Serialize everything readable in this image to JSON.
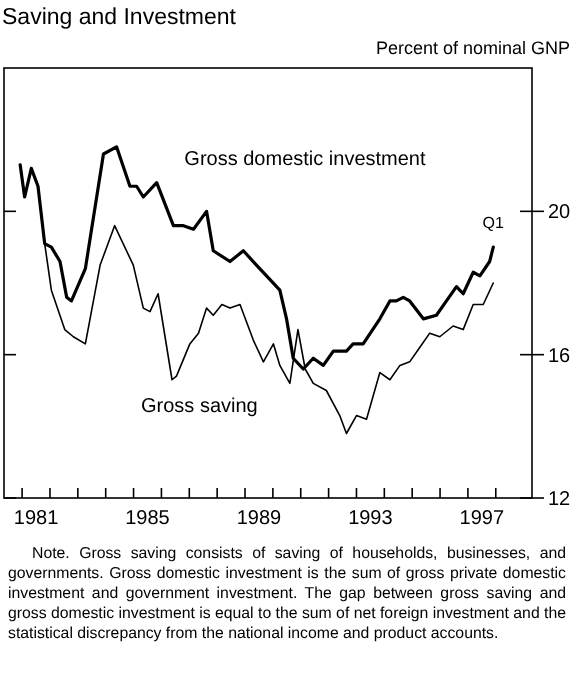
{
  "chart_data": {
    "type": "line",
    "title": "Saving and Investment",
    "ylabel": "Percent of nominal GNP",
    "annotations": [
      {
        "text": "Q1",
        "x": 1997.91,
        "y": 19.04
      },
      "Note. Gross saving consists of saving of households, businesses, and governments. Gross domestic investment is the sum of gross private domestic investment and government investment. The gap between gross saving and gross domestic investment is equal to the sum of net foreign investment and the statistical discrepancy from the national income and product accounts."
    ],
    "xlim": [
      1980.35,
      1999.3
    ],
    "ylim": [
      12,
      24
    ],
    "yticks": [
      12,
      16,
      20
    ],
    "xticks": [
      {
        "value": 1981,
        "label": null
      },
      {
        "value": 1981.5,
        "label": "1981"
      },
      {
        "value": 1982,
        "label": null
      },
      {
        "value": 1983,
        "label": null
      },
      {
        "value": 1984,
        "label": null
      },
      {
        "value": 1985,
        "label": null
      },
      {
        "value": 1985.5,
        "label": "1985"
      },
      {
        "value": 1986,
        "label": null
      },
      {
        "value": 1987,
        "label": null
      },
      {
        "value": 1988,
        "label": null
      },
      {
        "value": 1989,
        "label": null
      },
      {
        "value": 1989.5,
        "label": "1989"
      },
      {
        "value": 1990,
        "label": null
      },
      {
        "value": 1991,
        "label": null
      },
      {
        "value": 1992,
        "label": null
      },
      {
        "value": 1993,
        "label": null
      },
      {
        "value": 1993.5,
        "label": "1993"
      },
      {
        "value": 1994,
        "label": null
      },
      {
        "value": 1995,
        "label": null
      },
      {
        "value": 1996,
        "label": null
      },
      {
        "value": 1997,
        "label": null
      },
      {
        "value": 1997.5,
        "label": "1997"
      },
      {
        "value": 1998,
        "label": null
      }
    ],
    "series": [
      {
        "name": "Gross domestic investment",
        "color": "#000000",
        "x": [
          1980.93,
          1981.09,
          1981.33,
          1981.57,
          1981.81,
          1982.05,
          1982.36,
          1982.6,
          1982.77,
          1983.27,
          1983.92,
          1984.39,
          1984.87,
          1985.11,
          1985.35,
          1985.83,
          1986.43,
          1986.79,
          1987.15,
          1987.62,
          1987.86,
          1988.46,
          1988.94,
          1989.41,
          1989.89,
          1990.25,
          1990.49,
          1990.73,
          1991.09,
          1991.45,
          1991.81,
          1992.17,
          1992.64,
          1992.88,
          1993.24,
          1993.84,
          1994.2,
          1994.43,
          1994.68,
          1994.91,
          1995.4,
          1995.87,
          1996.23,
          1996.59,
          1996.83,
          1997.19,
          1997.43,
          1997.78,
          1997.91
        ],
        "values": [
          21.3,
          20.4,
          21.2,
          20.7,
          19.1,
          19.0,
          18.6,
          17.6,
          17.5,
          18.4,
          21.6,
          21.8,
          20.7,
          20.7,
          20.4,
          20.8,
          19.6,
          19.6,
          19.5,
          20.0,
          18.9,
          18.6,
          18.9,
          18.5,
          18.1,
          17.8,
          17.0,
          15.9,
          15.6,
          15.9,
          15.7,
          16.1,
          16.1,
          16.3,
          16.3,
          17.0,
          17.5,
          17.5,
          17.6,
          17.5,
          17.0,
          17.1,
          17.5,
          17.9,
          17.7,
          18.3,
          18.2,
          18.6,
          19.0
        ]
      },
      {
        "name": "Gross saving",
        "color": "#000000",
        "x": [
          1980.93,
          1981.09,
          1981.33,
          1981.57,
          1981.81,
          1982.05,
          1982.53,
          1982.84,
          1983.27,
          1983.8,
          1984.32,
          1984.99,
          1985.35,
          1985.59,
          1985.88,
          1986.38,
          1986.54,
          1987.02,
          1987.33,
          1987.62,
          1987.86,
          1988.17,
          1988.46,
          1988.82,
          1989.3,
          1989.66,
          1990.02,
          1990.25,
          1990.61,
          1990.9,
          1991.16,
          1991.45,
          1991.92,
          1992.4,
          1992.64,
          1993.0,
          1993.36,
          1993.84,
          1994.2,
          1994.56,
          1994.91,
          1995.27,
          1995.63,
          1995.99,
          1996.47,
          1996.83,
          1997.19,
          1997.55,
          1997.91
        ],
        "values": [
          21.3,
          20.4,
          21.2,
          20.7,
          19.1,
          17.8,
          16.7,
          16.5,
          16.3,
          18.5,
          19.6,
          18.5,
          17.3,
          17.2,
          17.7,
          15.3,
          15.4,
          16.3,
          16.6,
          17.3,
          17.1,
          17.4,
          17.3,
          17.4,
          16.4,
          15.8,
          16.3,
          15.7,
          15.2,
          16.7,
          15.6,
          15.2,
          15.0,
          14.3,
          13.8,
          14.3,
          14.2,
          15.5,
          15.3,
          15.7,
          15.8,
          16.2,
          16.6,
          16.5,
          16.8,
          16.7,
          17.4,
          17.4,
          18.0
        ]
      }
    ]
  }
}
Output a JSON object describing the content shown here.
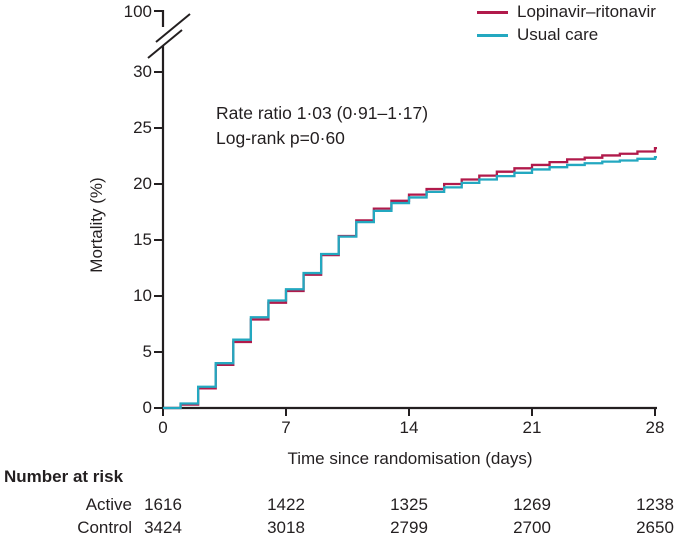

──────────────────────────────

__Task to carry out__
Set down every entry word for word, but omit the pictures.

__Final result__
Serialize everything readable in this image to JSON.
{
  "chart_data": {
    "type": "line",
    "title": "Saving and Investment",
    "ylabel": "Percent of nominal GNP",
    "annotations": [
      {
        "text": "Q1",
        "x": 1997.91,
        "y": 19.04
      },
      "Note. Gross saving consists of saving of households, businesses, and governments. Gross domestic investment is the sum of gross private domestic investment and government investment. The gap between gross saving and gross domestic investment is equal to the sum of net foreign investment and the statistical discrepancy from the national income and product accounts."
    ],
    "xlim": [
      1980.35,
      1999.3
    ],
    "ylim": [
      12,
      24
    ],
    "yticks": [
      12,
      16,
      20
    ],
    "xticks": [
      {
        "value": 1981,
        "label": null
      },
      {
        "value": 1981.5,
        "label": "1981"
      },
      {
        "value": 1982,
        "label": null
      },
      {
        "value": 1983,
        "label": null
      },
      {
        "value": 1984,
        "label": null
      },
      {
        "value": 1985,
        "label": null
      },
      {
        "value": 1985.5,
        "label": "1985"
      },
      {
        "value": 1986,
        "label": null
      },
      {
        "value": 1987,
        "label": null
      },
      {
        "value": 1988,
        "label": null
      },
      {
        "value": 1989,
        "label": null
      },
      {
        "value": 1989.5,
        "label": "1989"
      },
      {
        "value": 1990,
        "label": null
      },
      {
        "value": 1991,
        "label": null
      },
      {
        "value": 1992,
        "label": null
      },
      {
        "value": 1993,
        "label": null
      },
      {
        "value": 1993.5,
        "label": "1993"
      },
      {
        "value": 1994,
        "label": null
      },
      {
        "value": 1995,
        "label": null
      },
      {
        "value": 1996,
        "label": null
      },
      {
        "value": 1997,
        "label": null
      },
      {
        "value": 1997.5,
        "label": "1997"
      },
      {
        "value": 1998,
        "label": null
      }
    ],
    "series": [
      {
        "name": "Gross domestic investment",
        "color": "#000000",
        "x": [
          1980.93,
          1981.09,
          1981.33,
          1981.57,
          1981.81,
          1982.05,
          1982.36,
          1982.6,
          1982.77,
          1983.27,
          1983.92,
          1984.39,
          1984.87,
          1985.11,
          1985.35,
          1985.83,
          1986.43,
          1986.79,
          1987.15,
          1987.62,
          1987.86,
          1988.46,
          1988.94,
          1989.41,
          1989.89,
          1990.25,
          1990.49,
          1990.73,
          1991.09,
          1991.45,
          1991.81,
          1992.17,
          1992.64,
          1992.88,
          1993.24,
          1993.84,
          1994.2,
          1994.43,
          1994.68,
          1994.91,
          1995.4,
          1995.87,
          1996.23,
          1996.59,
          1996.83,
          1997.19,
          1997.43,
          1997.78,
          1997.91
        ],
        "values": [
          21.3,
          20.4,
          21.2,
          20.7,
          19.1,
          19.0,
          18.6,
          17.6,
          17.5,
          18.4,
          21.6,
          21.8,
          20.7,
          20.7,
          20.4,
          20.8,
          19.6,
          19.6,
          19.5,
          20.0,
          18.9,
          18.6,
          18.9,
          18.5,
          18.1,
          17.8,
          17.0,
          15.9,
          15.6,
          15.9,
          15.7,
          16.1,
          16.1,
          16.3,
          16.3,
          17.0,
          17.5,
          17.5,
          17.6,
          17.5,
          17.0,
          17.1,
          17.5,
          17.9,
          17.7,
          18.3,
          18.2,
          18.6,
          19.0
        ]
      },
      {
        "name": "Gross saving",
        "color": "#000000",
        "x": [
          1980.93,
          1981.09,
          1981.33,
          1981.57,
          1981.81,
          1982.05,
          1982.53,
          1982.84,
          1983.27,
          1983.8,
          1984.32,
          1984.99,
          1985.35,
          1985.59,
          1985.88,
          1986.38,
          1986.54,
          1987.02,
          1987.33,
          1987.62,
          1987.86,
          1988.17,
          1988.46,
          1988.82,
          1989.3,
          1989.66,
          1990.02,
          1990.25,
          1990.61,
          1990.9,
          1991.16,
          1991.45,
          1991.92,
          1992.4,
          1992.64,
          1993.0,
          1993.36,
          1993.84,
          1994.2,
          1994.56,
          1994.91,
          1995.27,
          1995.63,
          1995.99,
          1996.47,
          1996.83,
          1997.19,
          1997.55,
          1997.91
        ],
        "values": [
          21.3,
          20.4,
          21.2,
          20.7,
          19.1,
          17.8,
          16.7,
          16.5,
          16.3,
          18.5,
          19.6,
          18.5,
          17.3,
          17.2,
          17.7,
          15.3,
          15.4,
          16.3,
          16.6,
          17.3,
          17.1,
          17.4,
          17.3,
          17.4,
          16.4,
          15.8,
          16.3,
          15.7,
          15.2,
          16.7,
          15.6,
          15.2,
          15.0,
          14.3,
          13.8,
          14.3,
          14.2,
          15.5,
          15.3,
          15.7,
          15.8,
          16.2,
          16.6,
          16.5,
          16.8,
          16.7,
          17.4,
          17.4,
          18.0
        ]
      }
    ]
  }
}
Output a JSON object describing the content shown here.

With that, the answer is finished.